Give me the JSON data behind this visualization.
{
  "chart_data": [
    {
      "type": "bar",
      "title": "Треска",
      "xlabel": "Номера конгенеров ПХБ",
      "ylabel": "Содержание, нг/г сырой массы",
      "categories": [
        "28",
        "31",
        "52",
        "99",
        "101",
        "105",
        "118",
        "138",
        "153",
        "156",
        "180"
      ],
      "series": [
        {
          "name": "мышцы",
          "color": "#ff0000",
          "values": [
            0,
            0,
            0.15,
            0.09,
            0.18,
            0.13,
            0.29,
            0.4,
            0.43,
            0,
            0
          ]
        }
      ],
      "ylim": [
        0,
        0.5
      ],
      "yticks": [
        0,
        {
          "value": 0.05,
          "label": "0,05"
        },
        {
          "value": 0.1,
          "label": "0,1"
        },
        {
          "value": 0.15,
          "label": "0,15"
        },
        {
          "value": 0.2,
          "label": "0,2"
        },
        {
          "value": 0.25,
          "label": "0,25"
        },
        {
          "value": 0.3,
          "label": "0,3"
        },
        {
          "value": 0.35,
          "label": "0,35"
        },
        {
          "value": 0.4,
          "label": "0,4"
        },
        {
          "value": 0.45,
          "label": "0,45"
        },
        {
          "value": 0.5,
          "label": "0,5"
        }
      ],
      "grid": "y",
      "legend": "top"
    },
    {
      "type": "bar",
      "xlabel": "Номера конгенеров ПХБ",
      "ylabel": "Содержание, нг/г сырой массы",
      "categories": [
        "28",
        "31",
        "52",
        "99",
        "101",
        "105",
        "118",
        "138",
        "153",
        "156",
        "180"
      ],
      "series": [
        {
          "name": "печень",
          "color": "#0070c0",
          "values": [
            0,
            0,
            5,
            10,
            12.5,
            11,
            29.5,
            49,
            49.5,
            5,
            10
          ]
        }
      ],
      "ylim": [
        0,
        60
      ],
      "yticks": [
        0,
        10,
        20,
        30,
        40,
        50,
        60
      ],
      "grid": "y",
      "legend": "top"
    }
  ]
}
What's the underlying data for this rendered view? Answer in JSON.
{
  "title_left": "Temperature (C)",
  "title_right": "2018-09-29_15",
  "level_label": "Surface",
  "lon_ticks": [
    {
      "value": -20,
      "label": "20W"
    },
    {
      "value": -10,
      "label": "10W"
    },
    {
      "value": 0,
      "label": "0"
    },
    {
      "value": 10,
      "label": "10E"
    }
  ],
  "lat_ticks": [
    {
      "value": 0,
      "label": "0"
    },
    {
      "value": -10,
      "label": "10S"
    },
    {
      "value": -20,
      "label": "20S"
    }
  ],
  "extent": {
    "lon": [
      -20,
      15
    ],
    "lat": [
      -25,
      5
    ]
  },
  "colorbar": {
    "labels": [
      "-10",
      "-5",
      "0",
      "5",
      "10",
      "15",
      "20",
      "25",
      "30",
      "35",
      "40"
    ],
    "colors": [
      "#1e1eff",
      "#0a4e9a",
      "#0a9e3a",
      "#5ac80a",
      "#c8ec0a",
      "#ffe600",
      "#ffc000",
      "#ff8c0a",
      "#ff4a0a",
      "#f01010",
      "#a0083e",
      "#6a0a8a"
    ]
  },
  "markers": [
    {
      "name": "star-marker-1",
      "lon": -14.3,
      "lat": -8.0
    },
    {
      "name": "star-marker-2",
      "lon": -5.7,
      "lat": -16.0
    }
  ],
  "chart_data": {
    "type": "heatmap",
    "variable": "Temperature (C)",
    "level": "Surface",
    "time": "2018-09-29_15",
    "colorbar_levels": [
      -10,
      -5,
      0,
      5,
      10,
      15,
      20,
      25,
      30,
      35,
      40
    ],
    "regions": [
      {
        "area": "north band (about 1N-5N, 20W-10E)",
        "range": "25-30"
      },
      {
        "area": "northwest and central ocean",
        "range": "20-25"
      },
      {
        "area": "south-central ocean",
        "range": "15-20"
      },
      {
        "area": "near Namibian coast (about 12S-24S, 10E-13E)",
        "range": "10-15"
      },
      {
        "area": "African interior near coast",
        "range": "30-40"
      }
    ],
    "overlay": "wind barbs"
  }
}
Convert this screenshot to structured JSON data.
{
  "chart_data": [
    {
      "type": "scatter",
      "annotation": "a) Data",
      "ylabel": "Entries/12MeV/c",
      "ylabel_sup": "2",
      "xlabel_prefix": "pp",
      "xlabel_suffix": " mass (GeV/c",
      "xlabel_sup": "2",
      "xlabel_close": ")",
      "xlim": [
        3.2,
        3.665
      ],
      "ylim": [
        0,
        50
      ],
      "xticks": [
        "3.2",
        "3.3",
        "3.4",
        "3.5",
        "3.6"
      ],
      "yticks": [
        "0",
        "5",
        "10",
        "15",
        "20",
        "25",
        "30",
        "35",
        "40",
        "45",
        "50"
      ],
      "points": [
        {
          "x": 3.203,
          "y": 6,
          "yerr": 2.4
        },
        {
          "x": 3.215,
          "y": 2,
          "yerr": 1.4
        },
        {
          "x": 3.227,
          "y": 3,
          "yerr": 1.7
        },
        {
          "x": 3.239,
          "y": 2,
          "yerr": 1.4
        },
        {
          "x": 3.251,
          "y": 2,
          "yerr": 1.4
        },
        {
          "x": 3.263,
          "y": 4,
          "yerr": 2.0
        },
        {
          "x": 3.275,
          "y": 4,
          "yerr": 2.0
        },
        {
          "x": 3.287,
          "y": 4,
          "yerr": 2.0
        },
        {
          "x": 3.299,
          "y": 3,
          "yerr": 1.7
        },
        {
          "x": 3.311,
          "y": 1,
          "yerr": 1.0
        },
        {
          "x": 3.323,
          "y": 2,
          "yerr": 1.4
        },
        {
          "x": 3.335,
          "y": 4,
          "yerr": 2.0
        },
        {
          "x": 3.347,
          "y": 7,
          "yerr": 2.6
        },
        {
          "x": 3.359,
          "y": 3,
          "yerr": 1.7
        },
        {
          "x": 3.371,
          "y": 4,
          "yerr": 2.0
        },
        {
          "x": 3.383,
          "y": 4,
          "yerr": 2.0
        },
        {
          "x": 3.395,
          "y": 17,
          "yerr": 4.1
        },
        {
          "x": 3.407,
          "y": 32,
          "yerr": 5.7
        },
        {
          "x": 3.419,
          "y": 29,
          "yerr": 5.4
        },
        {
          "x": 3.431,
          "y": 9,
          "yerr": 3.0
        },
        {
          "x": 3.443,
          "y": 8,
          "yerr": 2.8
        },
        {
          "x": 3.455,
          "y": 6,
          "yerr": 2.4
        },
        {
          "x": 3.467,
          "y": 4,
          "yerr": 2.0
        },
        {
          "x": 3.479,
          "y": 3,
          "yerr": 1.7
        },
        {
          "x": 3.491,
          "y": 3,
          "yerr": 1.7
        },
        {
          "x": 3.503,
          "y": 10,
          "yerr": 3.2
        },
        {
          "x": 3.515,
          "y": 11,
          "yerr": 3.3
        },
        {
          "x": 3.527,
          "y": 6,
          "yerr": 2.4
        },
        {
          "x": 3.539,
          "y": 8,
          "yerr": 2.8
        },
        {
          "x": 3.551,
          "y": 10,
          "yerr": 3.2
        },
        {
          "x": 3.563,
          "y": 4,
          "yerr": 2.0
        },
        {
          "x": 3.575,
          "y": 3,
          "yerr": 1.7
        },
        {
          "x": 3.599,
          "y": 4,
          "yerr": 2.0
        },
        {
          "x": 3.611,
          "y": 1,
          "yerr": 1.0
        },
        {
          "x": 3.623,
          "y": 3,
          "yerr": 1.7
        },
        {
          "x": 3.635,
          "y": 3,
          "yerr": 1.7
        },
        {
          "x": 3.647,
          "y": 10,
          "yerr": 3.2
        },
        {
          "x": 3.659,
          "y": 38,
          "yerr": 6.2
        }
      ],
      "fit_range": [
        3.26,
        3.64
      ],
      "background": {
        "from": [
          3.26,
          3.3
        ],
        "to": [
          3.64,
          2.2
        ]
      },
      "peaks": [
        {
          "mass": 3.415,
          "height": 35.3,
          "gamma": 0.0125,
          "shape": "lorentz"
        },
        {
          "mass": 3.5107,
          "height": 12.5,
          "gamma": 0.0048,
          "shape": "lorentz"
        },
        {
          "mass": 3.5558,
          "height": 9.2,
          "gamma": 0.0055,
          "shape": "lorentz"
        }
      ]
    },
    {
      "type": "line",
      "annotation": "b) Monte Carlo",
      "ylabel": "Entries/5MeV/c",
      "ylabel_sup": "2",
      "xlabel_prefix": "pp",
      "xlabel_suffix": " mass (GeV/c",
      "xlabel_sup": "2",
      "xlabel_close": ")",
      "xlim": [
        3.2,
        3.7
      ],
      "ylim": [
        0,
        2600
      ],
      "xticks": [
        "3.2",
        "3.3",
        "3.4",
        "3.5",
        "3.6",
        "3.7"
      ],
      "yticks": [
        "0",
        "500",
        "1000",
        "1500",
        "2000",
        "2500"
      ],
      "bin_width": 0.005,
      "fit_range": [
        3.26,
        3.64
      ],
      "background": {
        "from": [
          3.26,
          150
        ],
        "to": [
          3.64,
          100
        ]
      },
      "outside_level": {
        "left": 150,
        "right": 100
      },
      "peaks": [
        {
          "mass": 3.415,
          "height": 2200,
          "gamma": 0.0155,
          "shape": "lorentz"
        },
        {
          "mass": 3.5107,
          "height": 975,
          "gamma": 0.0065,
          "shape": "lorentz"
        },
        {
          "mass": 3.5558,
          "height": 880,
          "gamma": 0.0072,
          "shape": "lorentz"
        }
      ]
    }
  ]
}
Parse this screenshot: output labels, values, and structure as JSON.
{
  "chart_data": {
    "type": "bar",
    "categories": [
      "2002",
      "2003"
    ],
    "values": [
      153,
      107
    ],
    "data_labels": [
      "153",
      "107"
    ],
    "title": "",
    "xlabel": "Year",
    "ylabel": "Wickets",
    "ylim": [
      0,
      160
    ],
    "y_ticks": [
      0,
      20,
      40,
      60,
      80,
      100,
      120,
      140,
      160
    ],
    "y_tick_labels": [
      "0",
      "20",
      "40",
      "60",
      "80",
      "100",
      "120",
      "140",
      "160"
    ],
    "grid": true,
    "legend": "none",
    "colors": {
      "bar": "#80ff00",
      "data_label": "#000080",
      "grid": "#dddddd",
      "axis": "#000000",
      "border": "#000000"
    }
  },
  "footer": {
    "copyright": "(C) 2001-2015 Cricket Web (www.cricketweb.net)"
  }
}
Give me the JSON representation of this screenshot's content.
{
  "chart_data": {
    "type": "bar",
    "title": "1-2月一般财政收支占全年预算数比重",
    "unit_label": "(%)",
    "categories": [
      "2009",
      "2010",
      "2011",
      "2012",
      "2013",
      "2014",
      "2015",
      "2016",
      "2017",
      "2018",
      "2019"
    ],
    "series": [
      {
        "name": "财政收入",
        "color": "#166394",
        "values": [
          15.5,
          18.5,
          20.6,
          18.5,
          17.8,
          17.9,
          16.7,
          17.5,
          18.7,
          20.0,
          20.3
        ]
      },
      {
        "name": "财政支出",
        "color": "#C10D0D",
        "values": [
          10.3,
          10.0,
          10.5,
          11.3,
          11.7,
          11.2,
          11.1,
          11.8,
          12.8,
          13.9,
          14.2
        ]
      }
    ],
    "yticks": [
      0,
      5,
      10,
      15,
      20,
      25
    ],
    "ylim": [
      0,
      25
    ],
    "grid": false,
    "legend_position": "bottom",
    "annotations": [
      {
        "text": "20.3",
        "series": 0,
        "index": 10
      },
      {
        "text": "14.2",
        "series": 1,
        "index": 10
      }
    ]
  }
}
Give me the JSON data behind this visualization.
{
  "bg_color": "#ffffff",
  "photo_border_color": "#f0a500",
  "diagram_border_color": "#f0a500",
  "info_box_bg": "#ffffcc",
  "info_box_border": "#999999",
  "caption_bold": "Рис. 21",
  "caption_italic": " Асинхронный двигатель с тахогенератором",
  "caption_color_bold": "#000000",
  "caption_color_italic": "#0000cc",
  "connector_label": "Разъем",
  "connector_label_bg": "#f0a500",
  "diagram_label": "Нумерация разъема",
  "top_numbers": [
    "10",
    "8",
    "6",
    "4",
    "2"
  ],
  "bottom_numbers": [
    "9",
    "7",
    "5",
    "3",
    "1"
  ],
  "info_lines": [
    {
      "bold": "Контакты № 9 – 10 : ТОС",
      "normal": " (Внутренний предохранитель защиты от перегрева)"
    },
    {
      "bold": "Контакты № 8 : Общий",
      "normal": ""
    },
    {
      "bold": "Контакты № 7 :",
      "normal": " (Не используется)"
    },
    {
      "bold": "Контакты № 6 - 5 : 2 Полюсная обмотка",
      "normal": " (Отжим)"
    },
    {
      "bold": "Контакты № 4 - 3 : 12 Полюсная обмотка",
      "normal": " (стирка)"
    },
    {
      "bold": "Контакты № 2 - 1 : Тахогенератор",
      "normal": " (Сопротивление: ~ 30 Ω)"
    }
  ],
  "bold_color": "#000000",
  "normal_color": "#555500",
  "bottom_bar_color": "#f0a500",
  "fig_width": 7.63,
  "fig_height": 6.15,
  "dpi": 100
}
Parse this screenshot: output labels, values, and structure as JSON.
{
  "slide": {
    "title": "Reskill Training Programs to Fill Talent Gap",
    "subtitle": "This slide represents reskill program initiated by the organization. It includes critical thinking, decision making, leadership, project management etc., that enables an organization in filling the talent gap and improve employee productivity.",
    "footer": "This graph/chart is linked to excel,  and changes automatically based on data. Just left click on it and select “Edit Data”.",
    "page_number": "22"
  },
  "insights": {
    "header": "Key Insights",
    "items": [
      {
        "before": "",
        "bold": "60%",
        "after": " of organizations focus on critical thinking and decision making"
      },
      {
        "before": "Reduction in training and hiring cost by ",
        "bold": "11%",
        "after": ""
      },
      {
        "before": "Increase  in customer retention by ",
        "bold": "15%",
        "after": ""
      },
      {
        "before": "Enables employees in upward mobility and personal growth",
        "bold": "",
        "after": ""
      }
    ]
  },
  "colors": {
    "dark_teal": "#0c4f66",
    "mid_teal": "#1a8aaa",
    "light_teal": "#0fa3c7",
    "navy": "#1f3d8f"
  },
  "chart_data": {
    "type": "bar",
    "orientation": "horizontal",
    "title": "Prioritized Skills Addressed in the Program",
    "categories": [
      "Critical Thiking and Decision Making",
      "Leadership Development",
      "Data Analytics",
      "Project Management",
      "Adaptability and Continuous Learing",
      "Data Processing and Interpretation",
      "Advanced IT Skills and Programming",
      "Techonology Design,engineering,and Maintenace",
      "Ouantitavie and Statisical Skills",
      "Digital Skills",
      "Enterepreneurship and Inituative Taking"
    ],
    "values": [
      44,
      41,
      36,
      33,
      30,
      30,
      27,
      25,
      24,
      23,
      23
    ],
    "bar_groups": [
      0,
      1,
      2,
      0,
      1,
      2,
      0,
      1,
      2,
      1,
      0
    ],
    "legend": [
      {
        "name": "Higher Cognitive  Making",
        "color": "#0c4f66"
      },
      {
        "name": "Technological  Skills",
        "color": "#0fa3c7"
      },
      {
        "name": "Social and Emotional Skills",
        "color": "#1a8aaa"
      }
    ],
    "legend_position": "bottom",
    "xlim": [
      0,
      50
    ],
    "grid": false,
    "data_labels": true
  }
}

▶ Exercise goal
Gather up the lines that contain the word "footer".

▶ Expected output
  "footer": {
    "footer": "This graph/chart is linked to excel,  and changes automatically based on data. Just left click on it and select “Edit Data”.",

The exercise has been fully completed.